Write the next part of the methods section on CRISPR/Cas12a detection of plant viruses, picking up after its final sentence.

++++ DOCUMENT SECTION

All CRISPR RNAs (crRNAs) were produced by in vitro transcription of commercially synthesized ssDNA oligos with an appended T7 promoter sequence (Sigma), as previously reported (Abudayyeh et al., 2019; Supplementary Table S2). The synthetized ssDNAs were annealed to a forward-directed T7 promoter primer (Sigma) to initiate in vitro transcription of crRNAs at 37°C overnight (8 h). All crRNAs were purified using the DIRECTZOL KIT from ZymoBiomics.

Cas12 Protein Purification and Assessment of Activity

LbCas12a protein from Lachnospiraceae bacterium (LbCas12a) was purified as previously described by Chen et al. (2018) and Ali et al. (2020) protocol. The target-specific endonuclease activity of Cas12a was tested and validated against a PCR product amplified from the PVX, PVY, and TMV CP coding sequences, as previously described (Ali et al., 2020). The collateral trans cleavage activity of LbCas12a was measured by providing the Hex-labeled ssDNA reporter (/5HEX/TTTTTTT/3IABkFQ/) in the restriction reaction. The fluorescence signal as a result of trans-cleavage activity of Cas12a was measured with the P51 Molecular Fluorescence Viewe¹.

Design and Screening of RPA Primers

For each virus template (TMV NCBI ID: MK087763.1, PVX NCBI ID: M95516.1 and PVY NCBI ID: HM367076.1), 3–4 sets of RPA primers (Supplementary Table S3) were designed as per the manufacturer’s instructions to amplify a region of 100–200 bp. The length and melting temperatures of the primers varied from 30 to 35 bases and 54–67°C, respectively. All primers used in RPA assays were from Sigma. The efficiency of different sets of RPA primers was tested with in vitro-transcribed viral RNA, and the signal was examined using a Tecan plate reader (M200) or P51 Molecular Fluorescence Viewer.

iSCAN-Two-Pot (iSCAN-TP) Detection Assay

Total RNA extracted from infected plants was subjected to iSCAN-TP or iSCAN one-pot (iSCAN-OP) before being handed over to CRISPR/Cas-based detection in a two- or one-pot reaction, respectively. The fluorescent signal resulting from Cas12a-based collateral cleavage of the single-stranded DNA-fluorescent quencher (ssDNA-FQ) reporter was visualized via a fluorescence viewer (Figure 1A).

++++++++
++++ PROVIDED RECORDS

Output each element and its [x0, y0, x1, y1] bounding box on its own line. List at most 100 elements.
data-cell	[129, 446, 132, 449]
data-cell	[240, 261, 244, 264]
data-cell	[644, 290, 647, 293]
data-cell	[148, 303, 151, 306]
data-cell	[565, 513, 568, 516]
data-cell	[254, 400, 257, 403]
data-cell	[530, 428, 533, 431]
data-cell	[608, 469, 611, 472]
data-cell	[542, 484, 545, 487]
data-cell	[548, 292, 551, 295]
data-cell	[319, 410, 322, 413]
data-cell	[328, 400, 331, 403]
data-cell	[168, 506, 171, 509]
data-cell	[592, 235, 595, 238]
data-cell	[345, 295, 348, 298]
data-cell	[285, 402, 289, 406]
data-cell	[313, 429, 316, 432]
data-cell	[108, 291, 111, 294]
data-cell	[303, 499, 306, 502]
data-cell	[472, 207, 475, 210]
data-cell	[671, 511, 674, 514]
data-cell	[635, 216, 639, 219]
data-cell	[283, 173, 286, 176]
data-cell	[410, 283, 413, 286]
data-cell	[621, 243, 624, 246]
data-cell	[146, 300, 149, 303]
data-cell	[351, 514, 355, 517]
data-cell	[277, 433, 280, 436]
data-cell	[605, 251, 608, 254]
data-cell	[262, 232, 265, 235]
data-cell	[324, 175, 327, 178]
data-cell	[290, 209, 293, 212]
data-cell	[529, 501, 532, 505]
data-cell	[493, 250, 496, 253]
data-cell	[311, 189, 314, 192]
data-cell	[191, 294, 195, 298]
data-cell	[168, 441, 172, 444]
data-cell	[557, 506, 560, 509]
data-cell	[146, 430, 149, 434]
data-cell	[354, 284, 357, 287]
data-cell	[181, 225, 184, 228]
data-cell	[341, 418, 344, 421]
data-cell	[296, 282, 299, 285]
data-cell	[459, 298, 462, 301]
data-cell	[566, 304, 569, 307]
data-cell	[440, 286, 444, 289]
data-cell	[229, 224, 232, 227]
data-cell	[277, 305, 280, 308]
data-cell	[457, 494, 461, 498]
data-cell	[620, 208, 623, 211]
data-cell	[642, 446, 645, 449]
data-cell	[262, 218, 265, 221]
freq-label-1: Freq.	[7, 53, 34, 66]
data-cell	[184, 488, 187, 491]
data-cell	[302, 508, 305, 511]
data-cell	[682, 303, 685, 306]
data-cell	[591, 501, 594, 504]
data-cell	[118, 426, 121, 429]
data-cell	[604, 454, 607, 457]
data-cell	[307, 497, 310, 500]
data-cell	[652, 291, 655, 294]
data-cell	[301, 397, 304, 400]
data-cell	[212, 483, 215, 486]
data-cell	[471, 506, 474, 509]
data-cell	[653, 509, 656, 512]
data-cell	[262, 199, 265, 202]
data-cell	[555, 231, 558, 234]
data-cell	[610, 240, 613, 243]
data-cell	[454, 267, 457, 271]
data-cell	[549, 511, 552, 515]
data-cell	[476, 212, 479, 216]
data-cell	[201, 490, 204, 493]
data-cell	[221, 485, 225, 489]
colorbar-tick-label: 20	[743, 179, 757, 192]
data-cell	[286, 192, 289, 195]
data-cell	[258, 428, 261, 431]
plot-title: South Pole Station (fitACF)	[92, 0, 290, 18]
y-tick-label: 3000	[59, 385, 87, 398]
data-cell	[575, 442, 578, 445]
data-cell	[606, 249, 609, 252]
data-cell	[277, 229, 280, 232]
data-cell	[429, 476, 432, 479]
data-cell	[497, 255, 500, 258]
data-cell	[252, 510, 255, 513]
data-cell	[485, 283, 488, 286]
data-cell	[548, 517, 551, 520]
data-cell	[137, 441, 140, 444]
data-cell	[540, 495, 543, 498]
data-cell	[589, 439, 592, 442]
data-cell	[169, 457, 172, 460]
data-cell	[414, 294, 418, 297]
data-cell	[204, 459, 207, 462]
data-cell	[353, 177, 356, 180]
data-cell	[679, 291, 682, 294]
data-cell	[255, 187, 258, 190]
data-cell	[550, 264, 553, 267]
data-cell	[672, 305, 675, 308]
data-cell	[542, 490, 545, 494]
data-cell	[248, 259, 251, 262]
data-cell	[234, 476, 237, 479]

++++++++

• [ANSWER]:
FIGURE 1

Figure 1. Optimization of the iSCAN-OP detection assay for PVX and PVY detection. (A) Workflow of RT-RPA coupled CRISPR/Cas12a based detection system. (B) A schematic view of the potato virus X (PVX) genome. Red arrows indicate the regions targeted by the RT-RPA coupled CRISPR/Cas12a based detection system. (C) End-point fluorescence visualization of the iSCAN-TP detection assay (in vitro transcribed RNA) with P51 Molecular Fluorescence Viewer. S1: Primer set 1, S2: Primer set 2, NTC: no template control. Values are shown in the graph as means ± SD (n = 3). (D) End-point fluorescence visualization of the iSCAN-OP detection assay (in vitro transcribed RNA) with P51 Molecular Fluorescence Viewer. S1: Primer set 1, S2: Primer set 2, NTC: no template control. Values are shown in the graph as means ± SD (n = 3). (E) End-point fluorescence visualization of the iSCAN-OP detection assay (in vitro transcribed RNA) with P51 Molecular Fluorescence Viewer. S1: Primer set 1, S2: Primer set 2, NTC: no template control. Values are shown in the graph as means ± SD (n = 3).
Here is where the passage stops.